--- Begin Data supplied ---

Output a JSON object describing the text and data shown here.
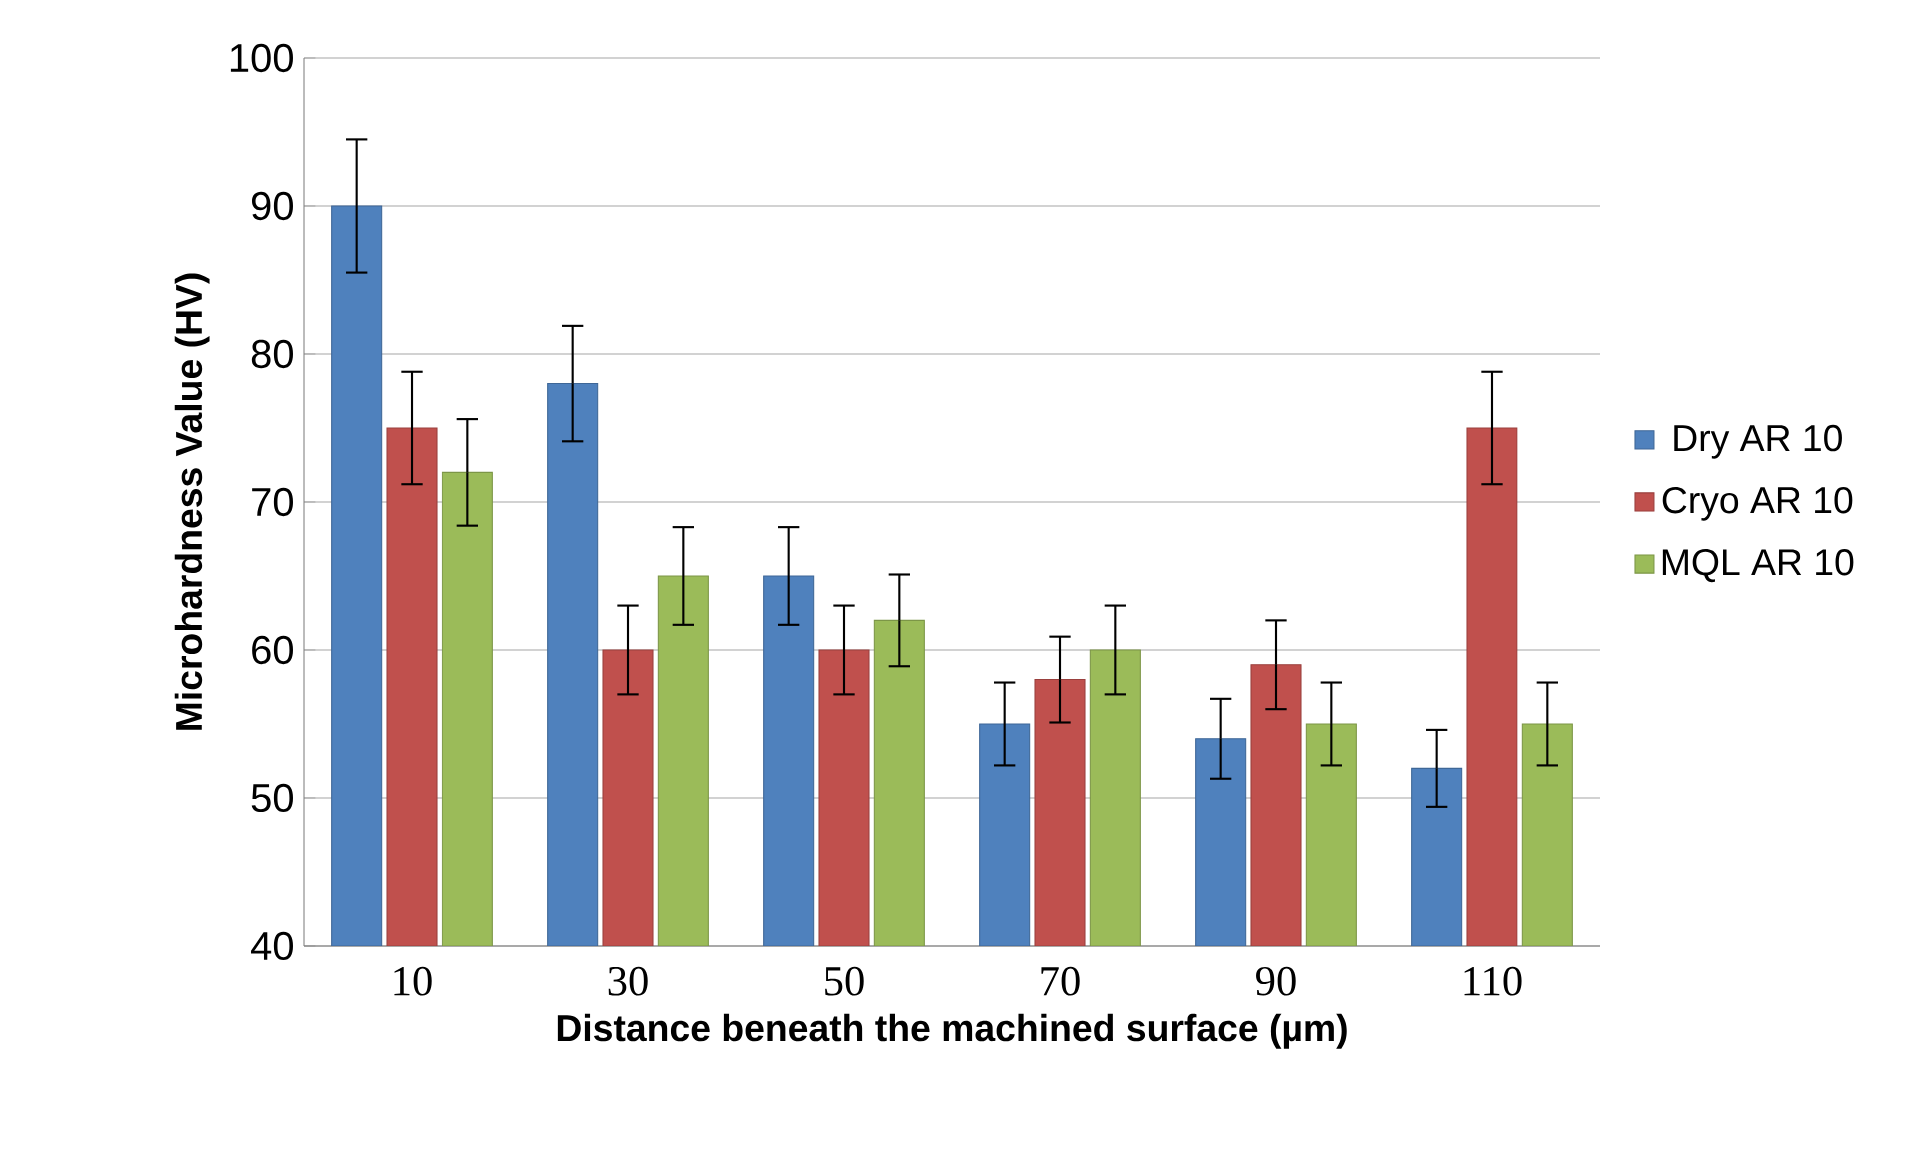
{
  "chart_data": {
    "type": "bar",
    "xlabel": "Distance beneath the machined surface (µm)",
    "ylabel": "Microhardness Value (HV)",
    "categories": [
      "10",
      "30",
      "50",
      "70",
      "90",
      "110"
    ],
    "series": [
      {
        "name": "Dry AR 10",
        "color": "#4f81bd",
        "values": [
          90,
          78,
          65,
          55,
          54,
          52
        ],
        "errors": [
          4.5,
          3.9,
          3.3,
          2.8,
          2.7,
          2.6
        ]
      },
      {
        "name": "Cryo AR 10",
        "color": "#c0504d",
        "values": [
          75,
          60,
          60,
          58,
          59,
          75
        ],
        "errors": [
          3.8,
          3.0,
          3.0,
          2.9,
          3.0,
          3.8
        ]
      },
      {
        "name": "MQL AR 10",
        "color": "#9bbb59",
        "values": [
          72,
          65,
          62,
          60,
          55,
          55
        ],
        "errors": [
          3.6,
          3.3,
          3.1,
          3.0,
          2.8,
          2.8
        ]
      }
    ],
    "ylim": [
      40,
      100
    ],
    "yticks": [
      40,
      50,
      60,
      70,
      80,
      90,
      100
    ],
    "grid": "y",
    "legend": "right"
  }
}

--- End Data supplied ---

### [Exercise directions]
Omit the pictures and output all of the other material exactly.

### [Reply to the task]
Output a JSON object describing the text and data shown here.
{
  "chart_data": {
    "type": "bar",
    "xlabel": "Distance beneath the machined surface (µm)",
    "ylabel": "Microhardness Value (HV)",
    "categories": [
      "10",
      "30",
      "50",
      "70",
      "90",
      "110"
    ],
    "series": [
      {
        "name": "Dry AR 10",
        "color": "#4f81bd",
        "values": [
          90,
          78,
          65,
          55,
          54,
          52
        ],
        "errors": [
          4.5,
          3.9,
          3.3,
          2.8,
          2.7,
          2.6
        ]
      },
      {
        "name": "Cryo AR 10",
        "color": "#c0504d",
        "values": [
          75,
          60,
          60,
          58,
          59,
          75
        ],
        "errors": [
          3.8,
          3.0,
          3.0,
          2.9,
          3.0,
          3.8
        ]
      },
      {
        "name": "MQL AR 10",
        "color": "#9bbb59",
        "values": [
          72,
          65,
          62,
          60,
          55,
          55
        ],
        "errors": [
          3.6,
          3.3,
          3.1,
          3.0,
          2.8,
          2.8
        ]
      }
    ],
    "ylim": [
      40,
      100
    ],
    "yticks": [
      40,
      50,
      60,
      70,
      80,
      90,
      100
    ],
    "grid": "y",
    "legend": "right"
  }
}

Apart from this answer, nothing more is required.